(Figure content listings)
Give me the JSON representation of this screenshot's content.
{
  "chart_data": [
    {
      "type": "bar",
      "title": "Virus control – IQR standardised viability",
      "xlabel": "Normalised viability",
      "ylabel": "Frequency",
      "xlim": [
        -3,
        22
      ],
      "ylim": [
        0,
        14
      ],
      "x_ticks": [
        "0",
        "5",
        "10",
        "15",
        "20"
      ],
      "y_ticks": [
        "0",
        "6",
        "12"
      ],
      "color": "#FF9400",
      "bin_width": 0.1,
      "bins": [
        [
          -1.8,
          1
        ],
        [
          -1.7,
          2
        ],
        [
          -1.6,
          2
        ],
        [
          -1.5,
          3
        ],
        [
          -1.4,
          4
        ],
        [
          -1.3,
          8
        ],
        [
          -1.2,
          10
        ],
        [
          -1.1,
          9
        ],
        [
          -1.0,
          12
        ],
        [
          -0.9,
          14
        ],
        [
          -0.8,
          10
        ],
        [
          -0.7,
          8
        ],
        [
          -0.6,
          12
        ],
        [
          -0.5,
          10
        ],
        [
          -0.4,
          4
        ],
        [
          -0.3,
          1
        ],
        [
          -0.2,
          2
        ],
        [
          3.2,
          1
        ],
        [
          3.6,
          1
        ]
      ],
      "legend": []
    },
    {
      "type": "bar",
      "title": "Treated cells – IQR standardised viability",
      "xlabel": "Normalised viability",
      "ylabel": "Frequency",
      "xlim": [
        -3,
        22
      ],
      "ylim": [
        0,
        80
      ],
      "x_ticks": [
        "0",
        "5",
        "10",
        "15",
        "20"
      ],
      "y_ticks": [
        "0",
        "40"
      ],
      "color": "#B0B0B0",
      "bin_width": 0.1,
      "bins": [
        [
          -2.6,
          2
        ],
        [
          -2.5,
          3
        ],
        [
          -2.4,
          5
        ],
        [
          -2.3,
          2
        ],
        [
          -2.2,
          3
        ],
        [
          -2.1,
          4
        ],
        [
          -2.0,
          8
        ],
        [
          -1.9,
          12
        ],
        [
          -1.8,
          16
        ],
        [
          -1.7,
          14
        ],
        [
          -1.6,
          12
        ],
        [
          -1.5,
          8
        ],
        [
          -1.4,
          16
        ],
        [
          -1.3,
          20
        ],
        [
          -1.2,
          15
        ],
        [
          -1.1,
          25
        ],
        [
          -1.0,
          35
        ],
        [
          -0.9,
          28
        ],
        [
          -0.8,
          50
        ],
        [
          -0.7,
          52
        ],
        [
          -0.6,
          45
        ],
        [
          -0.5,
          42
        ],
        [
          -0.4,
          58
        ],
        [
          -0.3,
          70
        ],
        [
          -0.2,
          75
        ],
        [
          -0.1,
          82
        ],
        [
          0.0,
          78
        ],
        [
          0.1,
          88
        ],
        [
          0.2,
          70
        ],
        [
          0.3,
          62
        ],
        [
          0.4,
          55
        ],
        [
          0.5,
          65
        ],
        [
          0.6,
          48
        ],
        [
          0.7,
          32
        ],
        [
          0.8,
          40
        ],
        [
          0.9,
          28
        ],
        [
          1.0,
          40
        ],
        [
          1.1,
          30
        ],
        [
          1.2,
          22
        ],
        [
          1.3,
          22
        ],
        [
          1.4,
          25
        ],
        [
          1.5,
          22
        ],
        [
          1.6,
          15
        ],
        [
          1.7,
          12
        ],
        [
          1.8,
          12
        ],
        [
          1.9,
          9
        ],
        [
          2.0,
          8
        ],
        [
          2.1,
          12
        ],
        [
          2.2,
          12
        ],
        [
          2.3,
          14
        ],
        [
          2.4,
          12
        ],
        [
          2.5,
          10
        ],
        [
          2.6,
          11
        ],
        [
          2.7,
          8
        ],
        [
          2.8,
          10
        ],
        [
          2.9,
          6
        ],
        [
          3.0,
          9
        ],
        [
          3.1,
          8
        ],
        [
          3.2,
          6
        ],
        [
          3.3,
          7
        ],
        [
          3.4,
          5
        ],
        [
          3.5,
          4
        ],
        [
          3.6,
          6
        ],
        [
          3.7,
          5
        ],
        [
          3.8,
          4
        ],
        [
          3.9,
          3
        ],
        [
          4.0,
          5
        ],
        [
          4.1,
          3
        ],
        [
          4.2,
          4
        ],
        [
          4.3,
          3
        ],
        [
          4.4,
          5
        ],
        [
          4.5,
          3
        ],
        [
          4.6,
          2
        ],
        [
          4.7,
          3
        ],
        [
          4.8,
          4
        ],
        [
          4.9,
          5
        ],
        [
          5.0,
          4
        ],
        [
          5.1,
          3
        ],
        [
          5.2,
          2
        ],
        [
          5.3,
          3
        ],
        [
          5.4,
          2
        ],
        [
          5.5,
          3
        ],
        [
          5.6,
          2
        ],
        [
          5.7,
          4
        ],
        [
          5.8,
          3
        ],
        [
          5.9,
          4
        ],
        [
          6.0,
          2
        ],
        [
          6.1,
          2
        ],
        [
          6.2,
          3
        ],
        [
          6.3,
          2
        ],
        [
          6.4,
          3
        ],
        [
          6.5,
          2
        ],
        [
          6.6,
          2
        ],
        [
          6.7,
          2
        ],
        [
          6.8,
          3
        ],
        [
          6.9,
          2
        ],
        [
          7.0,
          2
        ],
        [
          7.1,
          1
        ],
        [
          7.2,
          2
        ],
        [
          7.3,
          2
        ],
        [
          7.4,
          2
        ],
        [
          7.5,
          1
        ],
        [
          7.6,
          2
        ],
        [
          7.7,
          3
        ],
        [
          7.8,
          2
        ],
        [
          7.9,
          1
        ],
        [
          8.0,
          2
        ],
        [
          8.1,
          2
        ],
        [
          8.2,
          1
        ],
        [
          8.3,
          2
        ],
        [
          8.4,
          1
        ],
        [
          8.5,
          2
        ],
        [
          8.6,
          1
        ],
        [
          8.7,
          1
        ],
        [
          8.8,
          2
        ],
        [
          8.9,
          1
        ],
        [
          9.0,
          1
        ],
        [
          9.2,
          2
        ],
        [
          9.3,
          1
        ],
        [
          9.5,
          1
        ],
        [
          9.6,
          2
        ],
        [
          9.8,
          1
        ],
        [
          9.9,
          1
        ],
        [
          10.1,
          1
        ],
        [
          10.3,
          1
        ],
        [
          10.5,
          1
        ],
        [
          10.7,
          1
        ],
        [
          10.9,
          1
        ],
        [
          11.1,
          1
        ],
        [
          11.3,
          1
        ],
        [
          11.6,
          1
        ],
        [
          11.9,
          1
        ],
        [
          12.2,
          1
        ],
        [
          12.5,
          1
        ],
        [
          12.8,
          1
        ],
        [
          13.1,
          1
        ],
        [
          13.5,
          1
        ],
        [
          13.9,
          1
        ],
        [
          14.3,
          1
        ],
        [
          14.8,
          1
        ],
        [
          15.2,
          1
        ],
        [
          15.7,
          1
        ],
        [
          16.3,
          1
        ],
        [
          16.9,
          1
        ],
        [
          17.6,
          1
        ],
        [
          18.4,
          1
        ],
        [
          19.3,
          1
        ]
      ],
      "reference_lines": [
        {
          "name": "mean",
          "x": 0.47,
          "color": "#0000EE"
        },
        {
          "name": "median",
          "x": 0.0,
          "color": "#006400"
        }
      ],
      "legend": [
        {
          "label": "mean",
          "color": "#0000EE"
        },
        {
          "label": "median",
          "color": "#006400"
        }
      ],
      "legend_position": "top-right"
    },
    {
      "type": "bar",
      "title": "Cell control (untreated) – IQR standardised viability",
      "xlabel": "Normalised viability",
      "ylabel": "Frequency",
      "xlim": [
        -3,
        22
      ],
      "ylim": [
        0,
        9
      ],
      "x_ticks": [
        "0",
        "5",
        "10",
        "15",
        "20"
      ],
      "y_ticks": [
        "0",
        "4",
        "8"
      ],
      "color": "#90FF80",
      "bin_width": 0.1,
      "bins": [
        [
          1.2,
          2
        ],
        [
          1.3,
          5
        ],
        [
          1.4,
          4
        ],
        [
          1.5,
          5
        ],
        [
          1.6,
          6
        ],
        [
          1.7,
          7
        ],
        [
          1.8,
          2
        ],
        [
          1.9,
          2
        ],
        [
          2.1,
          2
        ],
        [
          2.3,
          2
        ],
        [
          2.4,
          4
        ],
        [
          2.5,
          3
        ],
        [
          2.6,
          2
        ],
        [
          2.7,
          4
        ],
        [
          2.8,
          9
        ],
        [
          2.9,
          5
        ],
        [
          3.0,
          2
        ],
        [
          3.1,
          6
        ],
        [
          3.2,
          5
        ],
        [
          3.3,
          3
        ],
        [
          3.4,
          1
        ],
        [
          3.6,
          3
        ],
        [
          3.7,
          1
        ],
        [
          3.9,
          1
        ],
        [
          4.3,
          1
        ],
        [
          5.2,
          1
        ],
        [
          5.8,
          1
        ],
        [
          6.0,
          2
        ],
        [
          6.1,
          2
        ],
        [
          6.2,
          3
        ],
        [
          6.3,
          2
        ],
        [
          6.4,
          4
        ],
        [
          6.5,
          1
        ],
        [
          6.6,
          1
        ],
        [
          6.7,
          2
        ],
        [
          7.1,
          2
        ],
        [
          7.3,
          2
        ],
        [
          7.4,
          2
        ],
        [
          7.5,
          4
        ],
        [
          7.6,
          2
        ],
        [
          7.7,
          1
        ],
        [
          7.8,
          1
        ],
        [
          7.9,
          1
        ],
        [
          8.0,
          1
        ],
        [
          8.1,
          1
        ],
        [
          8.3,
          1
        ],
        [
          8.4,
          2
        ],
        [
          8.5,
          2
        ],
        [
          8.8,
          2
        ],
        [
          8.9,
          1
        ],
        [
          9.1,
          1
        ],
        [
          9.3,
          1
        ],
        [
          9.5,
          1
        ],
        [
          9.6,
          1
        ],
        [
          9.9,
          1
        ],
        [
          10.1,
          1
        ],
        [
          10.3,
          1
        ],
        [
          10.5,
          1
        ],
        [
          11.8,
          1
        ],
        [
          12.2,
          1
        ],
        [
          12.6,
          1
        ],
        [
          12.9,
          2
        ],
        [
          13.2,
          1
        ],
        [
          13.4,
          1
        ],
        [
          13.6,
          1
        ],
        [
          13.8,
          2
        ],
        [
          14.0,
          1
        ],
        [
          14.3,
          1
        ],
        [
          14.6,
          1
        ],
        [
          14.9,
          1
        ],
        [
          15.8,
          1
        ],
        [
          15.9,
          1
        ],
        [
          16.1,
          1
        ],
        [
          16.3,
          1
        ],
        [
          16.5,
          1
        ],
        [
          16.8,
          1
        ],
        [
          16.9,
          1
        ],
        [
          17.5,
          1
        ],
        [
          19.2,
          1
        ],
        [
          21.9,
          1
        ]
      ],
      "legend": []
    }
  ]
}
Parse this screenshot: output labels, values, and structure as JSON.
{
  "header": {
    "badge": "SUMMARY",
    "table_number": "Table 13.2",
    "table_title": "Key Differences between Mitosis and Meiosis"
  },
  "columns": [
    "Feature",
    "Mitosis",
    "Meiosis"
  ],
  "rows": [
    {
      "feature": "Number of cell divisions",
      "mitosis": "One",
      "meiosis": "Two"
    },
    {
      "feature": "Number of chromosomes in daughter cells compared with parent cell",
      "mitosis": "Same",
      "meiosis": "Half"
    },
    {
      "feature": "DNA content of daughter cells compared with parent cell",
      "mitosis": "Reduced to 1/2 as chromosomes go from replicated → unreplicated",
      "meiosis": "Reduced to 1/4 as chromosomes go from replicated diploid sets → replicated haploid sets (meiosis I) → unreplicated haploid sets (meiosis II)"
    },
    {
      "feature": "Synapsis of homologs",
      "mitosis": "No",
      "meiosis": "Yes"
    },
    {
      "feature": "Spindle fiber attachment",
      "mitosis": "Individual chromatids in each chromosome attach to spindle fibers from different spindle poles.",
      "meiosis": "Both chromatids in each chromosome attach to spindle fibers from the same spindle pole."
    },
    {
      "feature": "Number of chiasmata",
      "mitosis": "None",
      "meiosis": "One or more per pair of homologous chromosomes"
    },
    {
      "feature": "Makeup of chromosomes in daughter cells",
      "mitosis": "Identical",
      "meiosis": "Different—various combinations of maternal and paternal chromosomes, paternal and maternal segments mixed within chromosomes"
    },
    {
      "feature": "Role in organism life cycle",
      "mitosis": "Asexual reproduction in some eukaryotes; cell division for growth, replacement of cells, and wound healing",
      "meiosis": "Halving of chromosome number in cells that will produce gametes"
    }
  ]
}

#### HOW TO COMPLETE THIS TASK
Retrieve each line from the records above where the word "parent" occurs.

#### RESPONSE TO THE EXERCISE
      "feature": "Number of chromosomes in daughter cells compared with parent cell",
      "feature": "DNA content of daughter cells compared with parent cell",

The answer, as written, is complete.